:: WHAT YOU ARE ASKED TO DO ::
Count the lines containing "两学一做" in the entries underneath, and state that count without anything else.

-- Start WORKING DATA --

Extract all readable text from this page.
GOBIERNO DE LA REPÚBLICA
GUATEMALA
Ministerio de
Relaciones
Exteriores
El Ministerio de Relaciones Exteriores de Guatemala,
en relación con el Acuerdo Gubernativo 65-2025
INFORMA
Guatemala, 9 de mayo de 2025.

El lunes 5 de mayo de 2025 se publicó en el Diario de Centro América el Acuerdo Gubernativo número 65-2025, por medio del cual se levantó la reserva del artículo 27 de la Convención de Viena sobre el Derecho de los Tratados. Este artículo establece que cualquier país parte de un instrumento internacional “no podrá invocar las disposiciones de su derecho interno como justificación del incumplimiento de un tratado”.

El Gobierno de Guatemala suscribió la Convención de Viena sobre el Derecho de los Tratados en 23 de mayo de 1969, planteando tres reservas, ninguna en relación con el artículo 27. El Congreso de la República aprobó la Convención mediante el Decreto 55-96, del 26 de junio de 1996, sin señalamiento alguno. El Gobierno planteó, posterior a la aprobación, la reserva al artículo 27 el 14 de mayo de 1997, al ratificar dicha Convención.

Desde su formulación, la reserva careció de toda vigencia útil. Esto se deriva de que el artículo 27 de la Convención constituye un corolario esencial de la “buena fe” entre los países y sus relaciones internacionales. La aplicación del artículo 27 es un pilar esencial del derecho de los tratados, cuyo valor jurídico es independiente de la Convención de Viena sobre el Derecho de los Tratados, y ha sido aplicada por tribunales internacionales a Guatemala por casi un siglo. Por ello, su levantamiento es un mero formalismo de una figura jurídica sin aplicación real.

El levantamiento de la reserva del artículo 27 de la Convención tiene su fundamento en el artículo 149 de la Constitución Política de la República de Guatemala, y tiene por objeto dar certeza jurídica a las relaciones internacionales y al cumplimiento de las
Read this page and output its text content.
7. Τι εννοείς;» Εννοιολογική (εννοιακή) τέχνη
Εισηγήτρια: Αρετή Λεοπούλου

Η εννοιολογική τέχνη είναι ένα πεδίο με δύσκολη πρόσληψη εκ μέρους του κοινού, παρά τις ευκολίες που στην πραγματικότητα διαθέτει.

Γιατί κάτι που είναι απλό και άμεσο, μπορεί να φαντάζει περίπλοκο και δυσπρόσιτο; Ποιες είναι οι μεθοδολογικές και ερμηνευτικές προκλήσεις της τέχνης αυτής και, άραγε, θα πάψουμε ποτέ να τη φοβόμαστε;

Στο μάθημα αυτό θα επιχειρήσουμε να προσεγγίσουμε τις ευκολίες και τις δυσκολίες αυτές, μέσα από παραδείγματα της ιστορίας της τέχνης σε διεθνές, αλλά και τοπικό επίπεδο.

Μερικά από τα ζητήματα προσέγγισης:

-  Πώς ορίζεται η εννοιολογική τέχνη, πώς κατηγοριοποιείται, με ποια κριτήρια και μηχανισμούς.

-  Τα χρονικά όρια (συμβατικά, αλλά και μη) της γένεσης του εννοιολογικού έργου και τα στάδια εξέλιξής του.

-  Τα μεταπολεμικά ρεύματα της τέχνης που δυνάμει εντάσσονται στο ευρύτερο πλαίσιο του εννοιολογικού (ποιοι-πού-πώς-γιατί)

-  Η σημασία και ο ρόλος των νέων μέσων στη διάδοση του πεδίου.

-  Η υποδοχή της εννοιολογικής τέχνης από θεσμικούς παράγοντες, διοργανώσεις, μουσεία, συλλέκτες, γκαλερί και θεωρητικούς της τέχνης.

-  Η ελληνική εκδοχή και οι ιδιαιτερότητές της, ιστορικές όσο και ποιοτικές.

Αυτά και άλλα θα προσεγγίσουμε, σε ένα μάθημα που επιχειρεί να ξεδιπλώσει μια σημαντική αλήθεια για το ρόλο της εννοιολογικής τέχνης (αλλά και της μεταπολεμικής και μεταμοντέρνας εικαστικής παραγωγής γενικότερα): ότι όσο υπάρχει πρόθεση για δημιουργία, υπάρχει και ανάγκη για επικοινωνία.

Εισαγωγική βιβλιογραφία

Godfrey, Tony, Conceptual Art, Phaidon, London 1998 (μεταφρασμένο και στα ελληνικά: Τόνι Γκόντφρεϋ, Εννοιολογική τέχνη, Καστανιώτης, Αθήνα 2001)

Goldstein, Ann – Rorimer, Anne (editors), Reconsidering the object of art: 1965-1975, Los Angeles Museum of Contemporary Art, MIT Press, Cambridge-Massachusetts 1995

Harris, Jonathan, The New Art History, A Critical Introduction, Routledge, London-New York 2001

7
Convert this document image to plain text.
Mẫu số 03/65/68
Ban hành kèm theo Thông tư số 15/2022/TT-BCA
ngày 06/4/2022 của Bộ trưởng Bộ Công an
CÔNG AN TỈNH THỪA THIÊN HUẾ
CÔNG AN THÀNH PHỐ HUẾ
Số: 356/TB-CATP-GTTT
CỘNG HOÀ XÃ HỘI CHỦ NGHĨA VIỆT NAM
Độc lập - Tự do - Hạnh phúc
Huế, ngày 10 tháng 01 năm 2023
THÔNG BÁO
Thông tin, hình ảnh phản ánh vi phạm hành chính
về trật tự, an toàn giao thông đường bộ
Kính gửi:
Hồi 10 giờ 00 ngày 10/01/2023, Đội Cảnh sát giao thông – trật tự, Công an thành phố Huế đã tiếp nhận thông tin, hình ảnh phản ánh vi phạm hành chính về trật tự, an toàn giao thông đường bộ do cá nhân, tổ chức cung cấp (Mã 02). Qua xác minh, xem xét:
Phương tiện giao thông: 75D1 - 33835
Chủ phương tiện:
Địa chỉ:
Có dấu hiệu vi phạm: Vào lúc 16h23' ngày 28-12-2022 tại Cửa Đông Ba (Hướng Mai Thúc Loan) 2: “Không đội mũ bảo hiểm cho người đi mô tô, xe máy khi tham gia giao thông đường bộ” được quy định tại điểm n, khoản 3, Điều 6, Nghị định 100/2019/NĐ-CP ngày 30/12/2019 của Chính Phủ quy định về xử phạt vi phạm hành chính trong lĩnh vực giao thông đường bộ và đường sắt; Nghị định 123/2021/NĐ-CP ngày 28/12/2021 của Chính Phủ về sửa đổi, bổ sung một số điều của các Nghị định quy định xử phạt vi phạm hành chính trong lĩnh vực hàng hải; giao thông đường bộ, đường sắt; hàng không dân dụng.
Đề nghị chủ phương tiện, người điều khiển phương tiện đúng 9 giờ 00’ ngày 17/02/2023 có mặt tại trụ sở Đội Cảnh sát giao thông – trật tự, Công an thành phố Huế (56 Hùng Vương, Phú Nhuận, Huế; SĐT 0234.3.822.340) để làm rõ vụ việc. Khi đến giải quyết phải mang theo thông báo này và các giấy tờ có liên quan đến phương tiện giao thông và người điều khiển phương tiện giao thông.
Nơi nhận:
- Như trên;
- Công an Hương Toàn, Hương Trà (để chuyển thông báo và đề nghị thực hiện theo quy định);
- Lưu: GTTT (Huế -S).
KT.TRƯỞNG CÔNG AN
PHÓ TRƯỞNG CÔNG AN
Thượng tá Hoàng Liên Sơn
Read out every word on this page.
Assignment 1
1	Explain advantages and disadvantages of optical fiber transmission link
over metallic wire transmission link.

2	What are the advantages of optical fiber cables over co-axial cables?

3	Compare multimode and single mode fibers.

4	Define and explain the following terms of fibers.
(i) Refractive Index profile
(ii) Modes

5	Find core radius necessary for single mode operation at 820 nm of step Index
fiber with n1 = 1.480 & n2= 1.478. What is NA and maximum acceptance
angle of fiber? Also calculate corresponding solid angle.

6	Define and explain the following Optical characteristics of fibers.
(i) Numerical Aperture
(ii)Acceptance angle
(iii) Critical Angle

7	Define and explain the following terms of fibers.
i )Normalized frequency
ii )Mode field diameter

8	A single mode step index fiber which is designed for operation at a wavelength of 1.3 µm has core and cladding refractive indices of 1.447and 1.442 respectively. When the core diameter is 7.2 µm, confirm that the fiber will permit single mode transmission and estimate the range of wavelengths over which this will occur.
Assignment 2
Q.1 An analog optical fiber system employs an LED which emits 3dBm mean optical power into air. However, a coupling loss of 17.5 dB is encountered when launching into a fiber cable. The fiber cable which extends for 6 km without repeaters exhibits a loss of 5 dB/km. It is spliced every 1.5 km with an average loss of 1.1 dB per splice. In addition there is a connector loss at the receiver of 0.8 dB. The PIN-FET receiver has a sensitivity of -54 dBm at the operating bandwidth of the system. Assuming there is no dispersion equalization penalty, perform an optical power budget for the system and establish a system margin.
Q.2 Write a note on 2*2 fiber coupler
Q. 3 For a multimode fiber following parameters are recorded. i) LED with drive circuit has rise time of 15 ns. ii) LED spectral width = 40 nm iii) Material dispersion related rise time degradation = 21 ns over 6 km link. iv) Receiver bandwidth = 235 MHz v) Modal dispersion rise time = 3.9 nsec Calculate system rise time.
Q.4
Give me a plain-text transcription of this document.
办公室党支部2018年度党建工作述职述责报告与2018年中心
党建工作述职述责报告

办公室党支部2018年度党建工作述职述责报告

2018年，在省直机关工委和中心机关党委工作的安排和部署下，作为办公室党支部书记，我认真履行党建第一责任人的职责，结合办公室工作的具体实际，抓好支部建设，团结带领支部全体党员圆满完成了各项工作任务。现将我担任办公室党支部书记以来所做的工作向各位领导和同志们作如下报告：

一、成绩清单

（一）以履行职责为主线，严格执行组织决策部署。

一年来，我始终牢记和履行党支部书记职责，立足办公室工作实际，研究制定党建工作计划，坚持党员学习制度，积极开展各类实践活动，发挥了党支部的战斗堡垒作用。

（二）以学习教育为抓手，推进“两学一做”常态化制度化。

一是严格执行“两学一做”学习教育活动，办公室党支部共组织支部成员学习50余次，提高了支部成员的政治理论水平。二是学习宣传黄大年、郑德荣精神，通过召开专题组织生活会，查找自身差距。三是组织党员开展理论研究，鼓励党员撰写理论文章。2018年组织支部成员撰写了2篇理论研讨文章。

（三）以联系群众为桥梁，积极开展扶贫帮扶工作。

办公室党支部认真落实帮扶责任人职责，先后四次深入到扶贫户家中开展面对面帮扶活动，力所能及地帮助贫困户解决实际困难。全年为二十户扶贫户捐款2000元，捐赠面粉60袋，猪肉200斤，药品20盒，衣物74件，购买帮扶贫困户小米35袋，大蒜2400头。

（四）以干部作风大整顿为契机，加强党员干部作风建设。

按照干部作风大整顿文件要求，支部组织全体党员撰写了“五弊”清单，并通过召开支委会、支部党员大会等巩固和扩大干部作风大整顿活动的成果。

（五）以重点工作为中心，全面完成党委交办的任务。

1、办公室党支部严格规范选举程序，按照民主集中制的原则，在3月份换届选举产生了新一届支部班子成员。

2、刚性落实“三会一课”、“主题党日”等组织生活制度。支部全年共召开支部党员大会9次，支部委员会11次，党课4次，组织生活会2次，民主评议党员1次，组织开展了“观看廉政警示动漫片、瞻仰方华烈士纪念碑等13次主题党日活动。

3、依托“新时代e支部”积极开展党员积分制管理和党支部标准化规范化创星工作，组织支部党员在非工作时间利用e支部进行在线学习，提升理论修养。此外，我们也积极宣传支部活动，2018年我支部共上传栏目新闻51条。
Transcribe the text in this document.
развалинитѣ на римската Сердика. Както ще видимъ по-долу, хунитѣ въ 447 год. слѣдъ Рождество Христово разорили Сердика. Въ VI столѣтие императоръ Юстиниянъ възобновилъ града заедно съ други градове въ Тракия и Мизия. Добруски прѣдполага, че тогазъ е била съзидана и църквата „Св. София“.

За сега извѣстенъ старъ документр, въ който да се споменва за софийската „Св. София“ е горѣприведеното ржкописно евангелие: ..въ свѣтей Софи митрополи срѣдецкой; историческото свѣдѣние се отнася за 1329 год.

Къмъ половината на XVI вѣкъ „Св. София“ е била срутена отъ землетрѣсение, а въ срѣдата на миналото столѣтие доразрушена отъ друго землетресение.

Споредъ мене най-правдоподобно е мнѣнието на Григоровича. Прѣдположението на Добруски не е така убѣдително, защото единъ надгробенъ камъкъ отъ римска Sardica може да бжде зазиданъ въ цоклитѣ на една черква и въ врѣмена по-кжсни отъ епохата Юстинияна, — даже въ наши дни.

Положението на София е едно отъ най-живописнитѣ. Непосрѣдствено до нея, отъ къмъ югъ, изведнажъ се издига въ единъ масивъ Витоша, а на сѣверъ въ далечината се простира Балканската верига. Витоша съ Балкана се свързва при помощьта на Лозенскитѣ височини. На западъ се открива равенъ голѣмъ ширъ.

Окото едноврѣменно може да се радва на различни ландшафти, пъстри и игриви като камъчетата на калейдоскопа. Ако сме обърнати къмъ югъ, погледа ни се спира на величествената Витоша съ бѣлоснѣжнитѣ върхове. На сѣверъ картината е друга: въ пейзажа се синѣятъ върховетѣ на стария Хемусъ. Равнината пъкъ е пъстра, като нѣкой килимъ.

-- End WORKING DATA --

:: FULL ANSWER ::
2